*What needs to be done:*
Without altering anything, repeat each of the records.

Begin Supplied material

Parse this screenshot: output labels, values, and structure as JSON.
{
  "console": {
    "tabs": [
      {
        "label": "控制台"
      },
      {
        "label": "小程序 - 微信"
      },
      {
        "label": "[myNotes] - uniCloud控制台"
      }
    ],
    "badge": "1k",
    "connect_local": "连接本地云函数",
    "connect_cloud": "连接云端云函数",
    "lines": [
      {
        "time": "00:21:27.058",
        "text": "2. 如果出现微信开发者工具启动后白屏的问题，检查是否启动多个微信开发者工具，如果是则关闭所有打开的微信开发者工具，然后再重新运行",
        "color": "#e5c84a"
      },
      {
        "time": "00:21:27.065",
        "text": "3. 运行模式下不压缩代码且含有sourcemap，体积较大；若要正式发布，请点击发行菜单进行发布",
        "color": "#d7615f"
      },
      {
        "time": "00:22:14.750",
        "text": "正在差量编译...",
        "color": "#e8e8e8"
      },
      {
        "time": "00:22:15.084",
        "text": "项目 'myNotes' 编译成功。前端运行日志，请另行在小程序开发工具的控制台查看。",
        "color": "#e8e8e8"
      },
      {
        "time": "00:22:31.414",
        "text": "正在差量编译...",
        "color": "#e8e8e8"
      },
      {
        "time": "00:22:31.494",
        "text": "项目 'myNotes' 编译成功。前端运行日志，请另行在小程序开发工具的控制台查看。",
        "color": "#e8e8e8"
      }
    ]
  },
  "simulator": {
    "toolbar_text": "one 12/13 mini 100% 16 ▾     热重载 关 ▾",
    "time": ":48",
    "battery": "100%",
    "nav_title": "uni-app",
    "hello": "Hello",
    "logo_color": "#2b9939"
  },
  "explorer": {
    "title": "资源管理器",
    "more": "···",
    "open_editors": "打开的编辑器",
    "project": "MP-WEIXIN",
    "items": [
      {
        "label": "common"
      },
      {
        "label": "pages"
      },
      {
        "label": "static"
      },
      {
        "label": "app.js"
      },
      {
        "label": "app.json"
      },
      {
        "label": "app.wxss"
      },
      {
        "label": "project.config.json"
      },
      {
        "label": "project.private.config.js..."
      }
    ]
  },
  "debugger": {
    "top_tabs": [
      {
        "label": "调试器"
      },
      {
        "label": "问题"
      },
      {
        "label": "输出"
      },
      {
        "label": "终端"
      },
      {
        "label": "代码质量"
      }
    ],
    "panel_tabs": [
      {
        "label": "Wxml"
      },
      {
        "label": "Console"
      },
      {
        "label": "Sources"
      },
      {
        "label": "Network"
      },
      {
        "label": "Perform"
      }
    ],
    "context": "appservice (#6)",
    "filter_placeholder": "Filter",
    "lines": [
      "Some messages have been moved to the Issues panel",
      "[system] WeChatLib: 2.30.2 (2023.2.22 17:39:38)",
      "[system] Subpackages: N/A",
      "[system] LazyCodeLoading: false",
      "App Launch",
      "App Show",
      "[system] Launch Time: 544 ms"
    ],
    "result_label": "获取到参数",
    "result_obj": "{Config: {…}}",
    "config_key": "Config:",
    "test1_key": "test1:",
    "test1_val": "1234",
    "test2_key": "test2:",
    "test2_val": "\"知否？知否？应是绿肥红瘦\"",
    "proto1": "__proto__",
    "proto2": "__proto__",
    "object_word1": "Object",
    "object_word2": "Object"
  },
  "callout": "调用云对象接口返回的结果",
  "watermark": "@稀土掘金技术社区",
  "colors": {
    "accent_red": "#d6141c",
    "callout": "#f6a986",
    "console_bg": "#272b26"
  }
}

End Supplied material

*The solution:*
Parse this screenshot: output labels, values, and structure as JSON.
{
  "console": {
    "tabs": [
      {
        "label": "控制台"
      },
      {
        "label": "小程序 - 微信"
      },
      {
        "label": "[myNotes] - uniCloud控制台"
      }
    ],
    "badge": "1k",
    "connect_local": "连接本地云函数",
    "connect_cloud": "连接云端云函数",
    "lines": [
      {
        "time": "00:21:27.058",
        "text": "2. 如果出现微信开发者工具启动后白屏的问题，检查是否启动多个微信开发者工具，如果是则关闭所有打开的微信开发者工具，然后再重新运行",
        "color": "#e5c84a"
      },
      {
        "time": "00:21:27.065",
        "text": "3. 运行模式下不压缩代码且含有sourcemap，体积较大；若要正式发布，请点击发行菜单进行发布",
        "color": "#d7615f"
      },
      {
        "time": "00:22:14.750",
        "text": "正在差量编译...",
        "color": "#e8e8e8"
      },
      {
        "time": "00:22:15.084",
        "text": "项目 'myNotes' 编译成功。前端运行日志，请另行在小程序开发工具的控制台查看。",
        "color": "#e8e8e8"
      },
      {
        "time": "00:22:31.414",
        "text": "正在差量编译...",
        "color": "#e8e8e8"
      },
      {
        "time": "00:22:31.494",
        "text": "项目 'myNotes' 编译成功。前端运行日志，请另行在小程序开发工具的控制台查看。",
        "color": "#e8e8e8"
      }
    ]
  },
  "simulator": {
    "toolbar_text": "one 12/13 mini 100% 16 ▾     热重载 关 ▾",
    "time": ":48",
    "battery": "100%",
    "nav_title": "uni-app",
    "hello": "Hello",
    "logo_color": "#2b9939"
  },
  "explorer": {
    "title": "资源管理器",
    "more": "···",
    "open_editors": "打开的编辑器",
    "project": "MP-WEIXIN",
    "items": [
      {
        "label": "common"
      },
      {
        "label": "pages"
      },
      {
        "label": "static"
      },
      {
        "label": "app.js"
      },
      {
        "label": "app.json"
      },
      {
        "label": "app.wxss"
      },
      {
        "label": "project.config.json"
      },
      {
        "label": "project.private.config.js..."
      }
    ]
  },
  "debugger": {
    "top_tabs": [
      {
        "label": "调试器"
      },
      {
        "label": "问题"
      },
      {
        "label": "输出"
      },
      {
        "label": "终端"
      },
      {
        "label": "代码质量"
      }
    ],
    "panel_tabs": [
      {
        "label": "Wxml"
      },
      {
        "label": "Console"
      },
      {
        "label": "Sources"
      },
      {
        "label": "Network"
      },
      {
        "label": "Perform"
      }
    ],
    "context": "appservice (#6)",
    "filter_placeholder": "Filter",
    "lines": [
      "Some messages have been moved to the Issues panel",
      "[system] WeChatLib: 2.30.2 (2023.2.22 17:39:38)",
      "[system] Subpackages: N/A",
      "[system] LazyCodeLoading: false",
      "App Launch",
      "App Show",
      "[system] Launch Time: 544 ms"
    ],
    "result_label": "获取到参数",
    "result_obj": "{Config: {…}}",
    "config_key": "Config:",
    "test1_key": "test1:",
    "test1_val": "1234",
    "test2_key": "test2:",
    "test2_val": "\"知否？知否？应是绿肥红瘦\"",
    "proto1": "__proto__",
    "proto2": "__proto__",
    "object_word1": "Object",
    "object_word2": "Object"
  },
  "callout": "调用云对象接口返回的结果",
  "watermark": "@稀土掘金技术社区",
  "colors": {
    "accent_red": "#d6141c",
    "callout": "#f6a986",
    "console_bg": "#272b26"
  }
}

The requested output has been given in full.